■ **Exercise details**
Which lines contain the string "amount"? Please list every one of them.

■ **Records excerpted from a collection**
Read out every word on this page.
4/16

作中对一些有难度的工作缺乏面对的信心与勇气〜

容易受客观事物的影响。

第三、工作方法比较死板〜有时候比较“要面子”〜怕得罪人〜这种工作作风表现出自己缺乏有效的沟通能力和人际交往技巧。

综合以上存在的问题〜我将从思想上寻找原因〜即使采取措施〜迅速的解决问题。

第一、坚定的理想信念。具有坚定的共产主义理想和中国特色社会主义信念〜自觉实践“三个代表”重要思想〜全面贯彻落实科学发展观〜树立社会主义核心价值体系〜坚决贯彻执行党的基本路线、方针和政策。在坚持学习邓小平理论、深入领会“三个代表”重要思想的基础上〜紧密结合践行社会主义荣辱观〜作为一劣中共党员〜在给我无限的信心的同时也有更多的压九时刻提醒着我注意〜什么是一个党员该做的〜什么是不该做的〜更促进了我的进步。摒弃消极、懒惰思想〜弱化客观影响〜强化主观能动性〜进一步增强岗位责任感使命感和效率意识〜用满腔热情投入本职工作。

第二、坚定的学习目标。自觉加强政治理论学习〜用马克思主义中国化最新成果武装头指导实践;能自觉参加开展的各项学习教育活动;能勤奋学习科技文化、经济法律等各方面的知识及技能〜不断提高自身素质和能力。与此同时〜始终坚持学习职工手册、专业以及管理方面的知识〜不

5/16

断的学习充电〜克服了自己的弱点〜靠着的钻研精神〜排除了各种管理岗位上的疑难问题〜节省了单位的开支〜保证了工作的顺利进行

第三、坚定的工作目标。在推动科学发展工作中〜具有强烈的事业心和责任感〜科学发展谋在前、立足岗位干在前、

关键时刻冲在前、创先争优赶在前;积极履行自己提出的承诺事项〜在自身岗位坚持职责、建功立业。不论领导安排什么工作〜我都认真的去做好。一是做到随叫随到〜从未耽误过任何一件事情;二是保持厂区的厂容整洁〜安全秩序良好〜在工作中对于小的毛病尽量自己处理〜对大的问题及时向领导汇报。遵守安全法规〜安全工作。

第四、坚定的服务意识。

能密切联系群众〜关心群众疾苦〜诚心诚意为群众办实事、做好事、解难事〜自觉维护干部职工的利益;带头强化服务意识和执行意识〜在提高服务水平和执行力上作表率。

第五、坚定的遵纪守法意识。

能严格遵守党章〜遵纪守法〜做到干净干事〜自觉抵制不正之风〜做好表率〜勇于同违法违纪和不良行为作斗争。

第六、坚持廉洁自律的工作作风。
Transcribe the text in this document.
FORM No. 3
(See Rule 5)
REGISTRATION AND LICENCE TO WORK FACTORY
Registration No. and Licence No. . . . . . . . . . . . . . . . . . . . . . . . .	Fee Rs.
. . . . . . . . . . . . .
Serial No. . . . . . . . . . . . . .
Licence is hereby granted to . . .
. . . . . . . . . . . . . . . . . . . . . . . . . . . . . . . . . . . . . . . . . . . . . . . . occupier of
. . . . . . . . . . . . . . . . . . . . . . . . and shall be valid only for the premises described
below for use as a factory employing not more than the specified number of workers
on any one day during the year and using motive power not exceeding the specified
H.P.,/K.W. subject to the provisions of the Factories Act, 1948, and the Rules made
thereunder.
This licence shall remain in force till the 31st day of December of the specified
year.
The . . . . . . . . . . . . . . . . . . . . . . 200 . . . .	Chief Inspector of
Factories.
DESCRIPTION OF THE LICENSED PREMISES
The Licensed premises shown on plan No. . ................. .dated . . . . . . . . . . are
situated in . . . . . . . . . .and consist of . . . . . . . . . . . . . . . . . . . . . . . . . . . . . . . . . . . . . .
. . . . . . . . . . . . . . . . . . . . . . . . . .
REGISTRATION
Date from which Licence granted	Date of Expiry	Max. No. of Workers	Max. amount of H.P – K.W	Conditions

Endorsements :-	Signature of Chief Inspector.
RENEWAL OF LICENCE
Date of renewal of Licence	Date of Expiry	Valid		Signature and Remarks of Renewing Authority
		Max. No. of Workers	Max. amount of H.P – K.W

■ **Correct response**
Date from which Licence granted	Date of Expiry	Max. No. of Workers	Max. amount of H.P – K.W	Conditions
		Max. No. of Workers	Max. amount of H.P – K.W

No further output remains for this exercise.